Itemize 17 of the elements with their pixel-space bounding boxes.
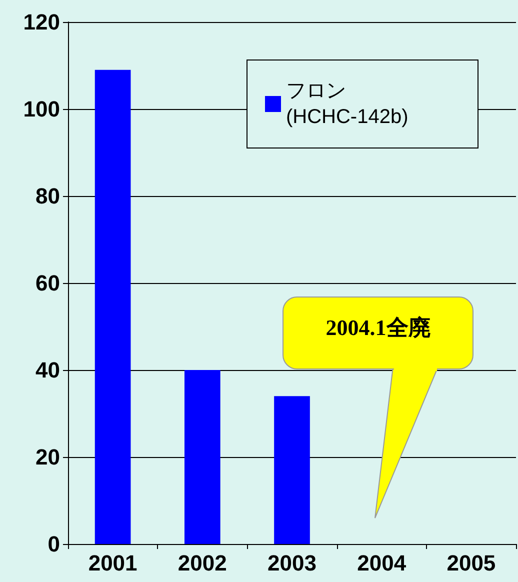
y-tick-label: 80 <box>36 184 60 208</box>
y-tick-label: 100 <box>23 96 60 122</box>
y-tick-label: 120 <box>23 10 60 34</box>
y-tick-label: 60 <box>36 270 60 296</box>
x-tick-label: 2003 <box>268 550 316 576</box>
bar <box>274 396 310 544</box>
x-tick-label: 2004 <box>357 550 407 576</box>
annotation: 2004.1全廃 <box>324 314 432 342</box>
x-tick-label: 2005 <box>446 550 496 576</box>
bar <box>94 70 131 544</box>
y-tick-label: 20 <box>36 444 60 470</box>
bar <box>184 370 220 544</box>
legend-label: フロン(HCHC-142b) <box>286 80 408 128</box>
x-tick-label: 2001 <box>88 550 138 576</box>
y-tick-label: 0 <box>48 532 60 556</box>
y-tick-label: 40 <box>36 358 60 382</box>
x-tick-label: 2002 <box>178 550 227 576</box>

## Prompt
Put the lines above into a Markdown table with two columns, "Row" for the row number and "Line" for the line itself. Skip blank lines, and leave the pictures out.

## Solution to this problem
| Row | Line |
|---|---|
| 1 | Itemize 17 of the elements with their pixel-space bounding boxes. |
| 2 | y-tick-label: 80 <box>36 184 60 208</box> |
| 3 | y-tick-label: 100 <box>23 96 60 122</box> |
| 4 | y-tick-label: 120 <box>23 10 60 34</box> |
| 5 | y-tick-label: 60 <box>36 270 60 296</box> |
| 6 | x-tick-label: 2003 <box>268 550 316 576</box> |
| 7 | bar <box>274 396 310 544</box> |
| 8 | x-tick-label: 2004 <box>357 550 407 576</box> |
| 9 | annotation: 2004.1全廃 <box>324 314 432 342</box> |
| 10 | x-tick-label: 2005 <box>446 550 496 576</box> |
| 11 | bar <box>94 70 131 544</box> |
| 12 | y-tick-label: 20 <box>36 444 60 470</box> |
| 13 | bar <box>184 370 220 544</box> |
| 14 | legend-label: フロン(HCHC-142b) <box>286 80 408 128</box> |
| 15 | x-tick-label: 2001 <box>88 550 138 576</box> |
| 16 | y-tick-label: 0 <box>48 532 60 556</box> |
| 17 | y-tick-label: 40 <box>36 358 60 382</box> |
| 18 | x-tick-label: 2002 <box>178 550 227 576</box> |